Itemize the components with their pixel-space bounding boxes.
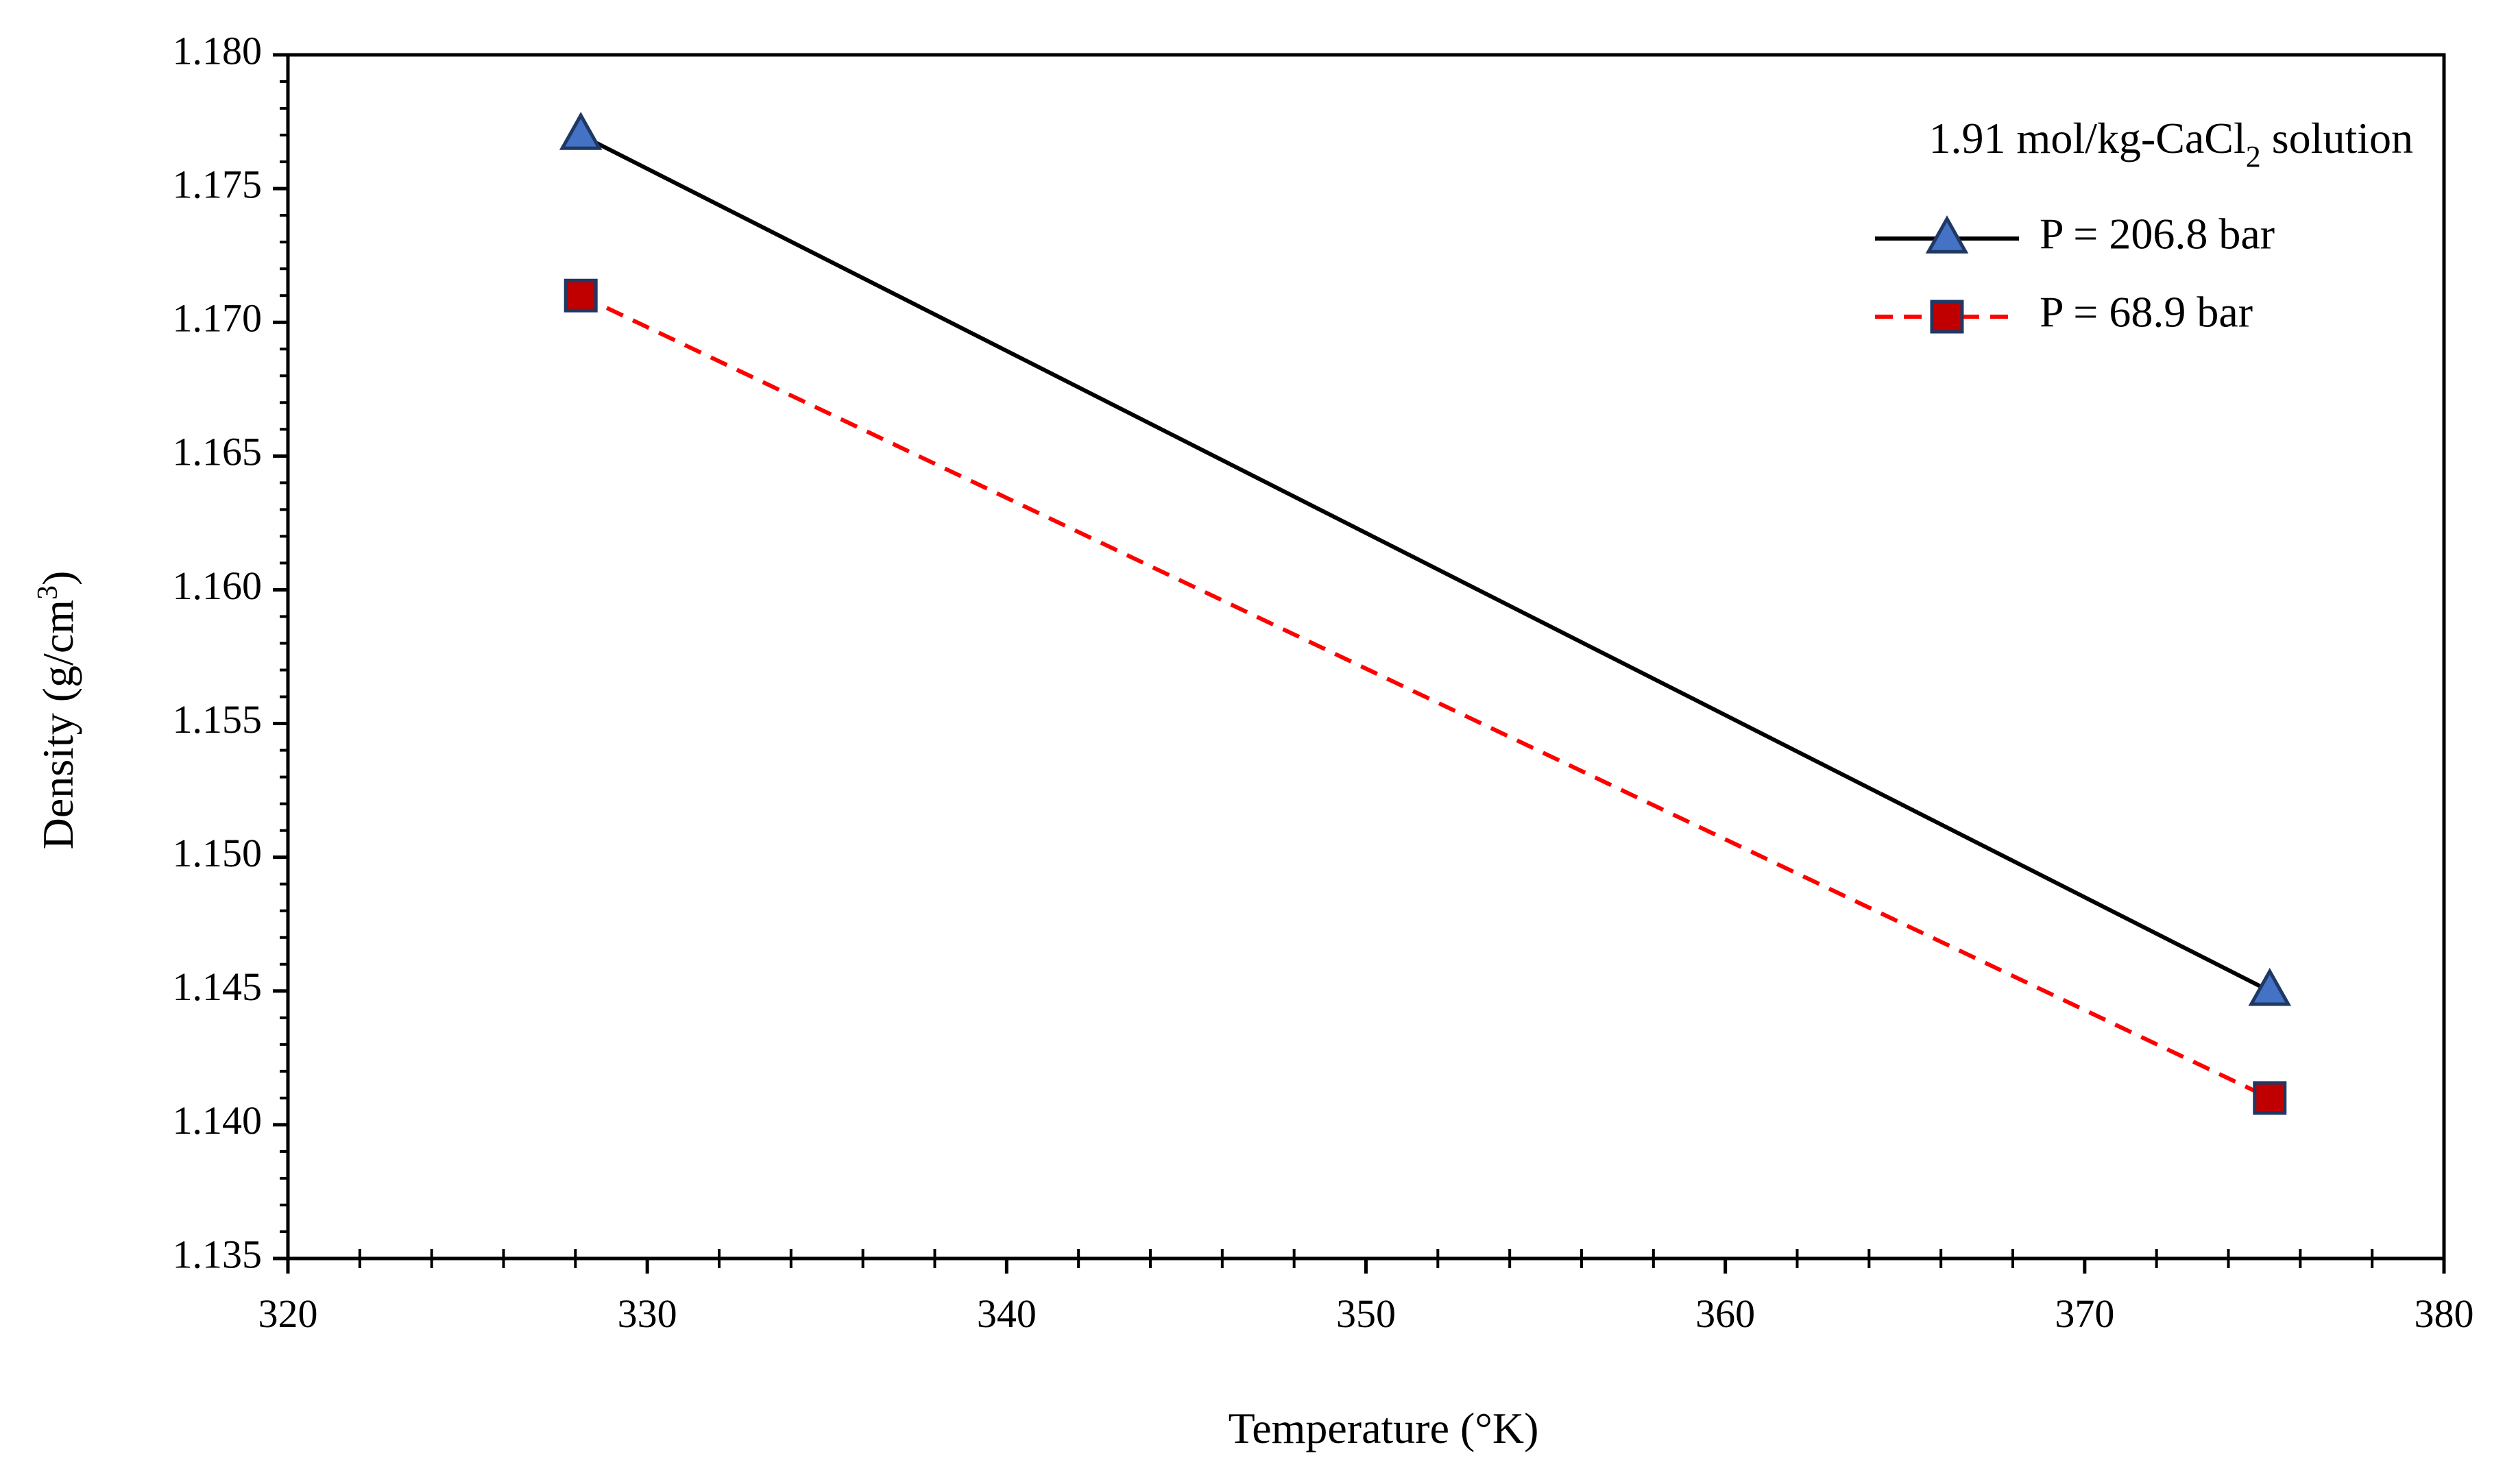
series-markers [559, 112, 2292, 1115]
legend-marker-1 [1925, 215, 1969, 254]
y-tick-label: 1.135 [173, 1232, 263, 1276]
series-1-marker [559, 112, 603, 150]
x-tick-label: 340 [977, 1291, 1037, 1336]
y-tick-labels: 1.135 1.140 1.145 1.150 1.155 1.160 1.165 1.170… [173, 28, 263, 1276]
y-tick-label: 1.170 [173, 296, 263, 341]
y-axis-title-superscript: 3 [32, 585, 64, 600]
x-tick-label: 380 [2415, 1291, 2474, 1336]
series-2-marker [2253, 1081, 2287, 1115]
x-tick-label: 330 [618, 1291, 677, 1336]
y-axis-title-main: Density (g/cm [34, 600, 82, 849]
legend-entries: P = 206.8 bar P = 68.9 bar [1875, 210, 2275, 337]
legend-title-main: 1.91 mol/kg-CaCl [1929, 114, 2246, 162]
series-2-marker [564, 278, 598, 313]
series-line-2 [579, 293, 2271, 1100]
y-tick-label: 1.145 [173, 964, 263, 1009]
y-tick-label: 1.155 [173, 697, 263, 742]
x-tick-label: 370 [2055, 1291, 2114, 1336]
major-ticks [273, 53, 2446, 1274]
y-axis-title: Density (g/cm3) [32, 571, 82, 850]
series-line-1 [579, 133, 2271, 993]
legend-label-1: P = 206.8 bar [2040, 210, 2275, 258]
y-tick-label: 1.160 [173, 563, 263, 608]
x-tick-label: 320 [258, 1291, 318, 1336]
legend-label-2: P = 68.9 bar [2040, 288, 2253, 337]
x-tick-label: 360 [1695, 1291, 1755, 1336]
x-tick-label: 350 [1336, 1291, 1396, 1336]
y-tick-label: 1.165 [173, 430, 263, 474]
y-axis-title-close: ) [34, 571, 82, 585]
y-tick-label: 1.180 [173, 28, 263, 73]
x-tick-labels: 320 330 340 350 360 370 380 [258, 1291, 2474, 1336]
minor-ticks [280, 80, 2374, 1268]
legend-title-subscript: 2 [2246, 140, 2261, 173]
legend: 1.91 mol/kg-CaCl2 solution P = 206.8 bar… [1875, 114, 2413, 337]
series-lines [579, 133, 2271, 1100]
y-tick-label: 1.150 [173, 831, 263, 875]
y-tick-label: 1.175 [173, 162, 263, 206]
y-tick-label: 1.140 [173, 1098, 263, 1143]
legend-title: 1.91 mol/kg-CaCl2 solution [1929, 114, 2413, 173]
series-1-marker [2248, 967, 2292, 1006]
plot-area-frame [286, 53, 2446, 1261]
legend-title-end: solution [2261, 114, 2413, 162]
x-axis-title: Temperature (°K) [1229, 1404, 1539, 1452]
legend-marker-2 [1930, 300, 1964, 334]
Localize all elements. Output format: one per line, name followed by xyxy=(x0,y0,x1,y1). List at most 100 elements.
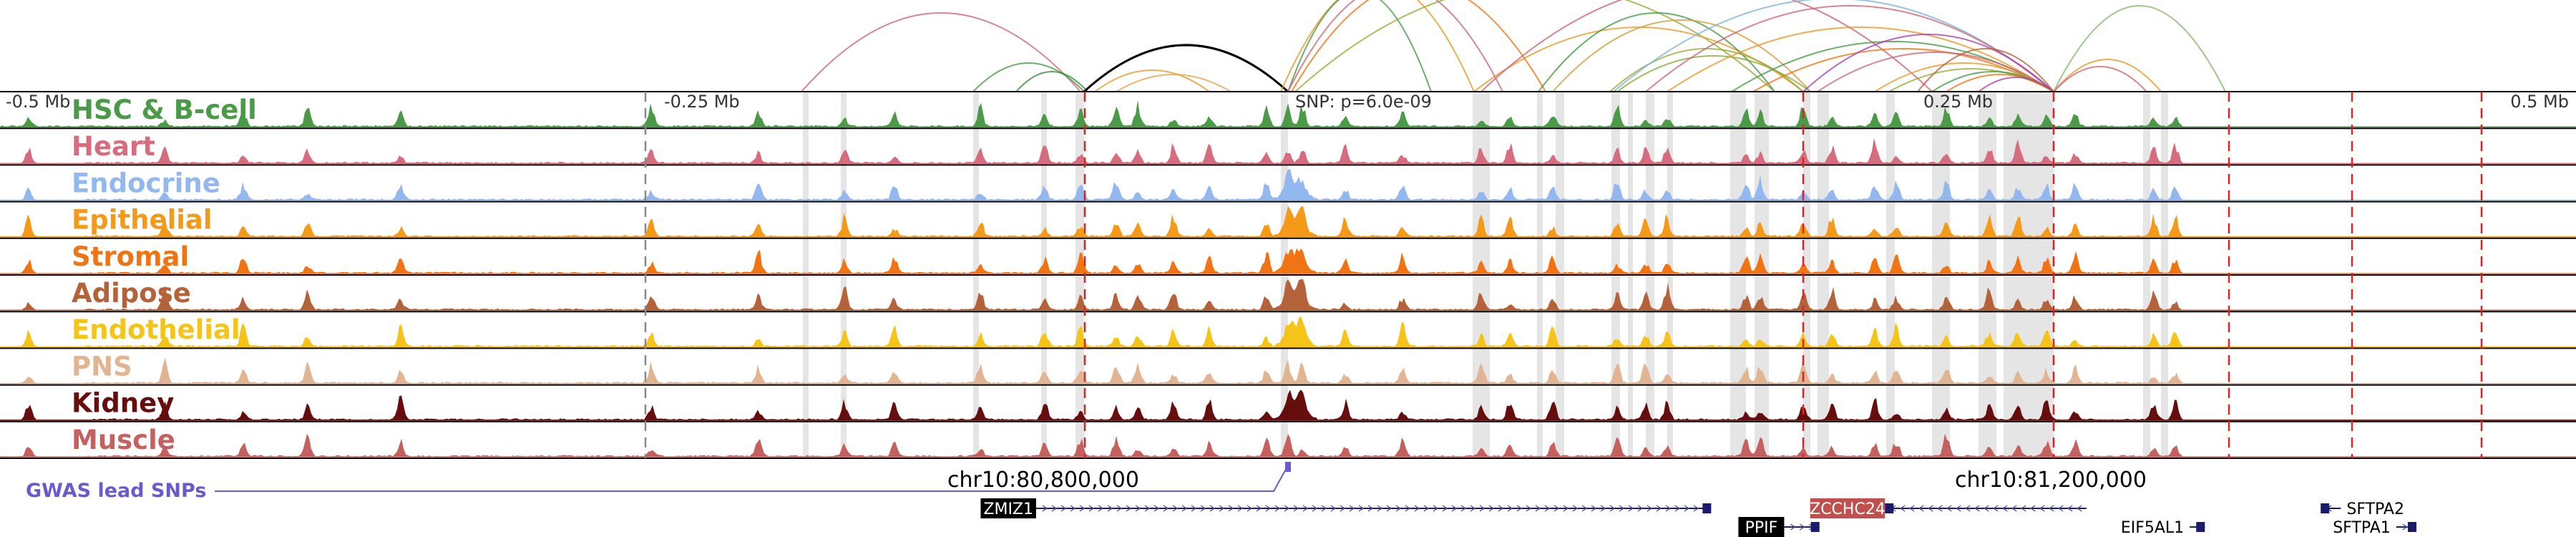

━━━

> **The task**: Find every line in the data above that contains the string "axis" and copy each of those lines in full.

> **Full answer**:
y-axis-title-superscript: 3 [32, 585, 64, 600]
y-axis-title-main: Density (g/cm [34, 600, 82, 849]
y-axis-title: Density (g/cm3) [32, 571, 82, 850]
y-axis-title-close: ) [34, 571, 82, 585]
x-axis-title: Temperature (°K) [1229, 1404, 1539, 1452]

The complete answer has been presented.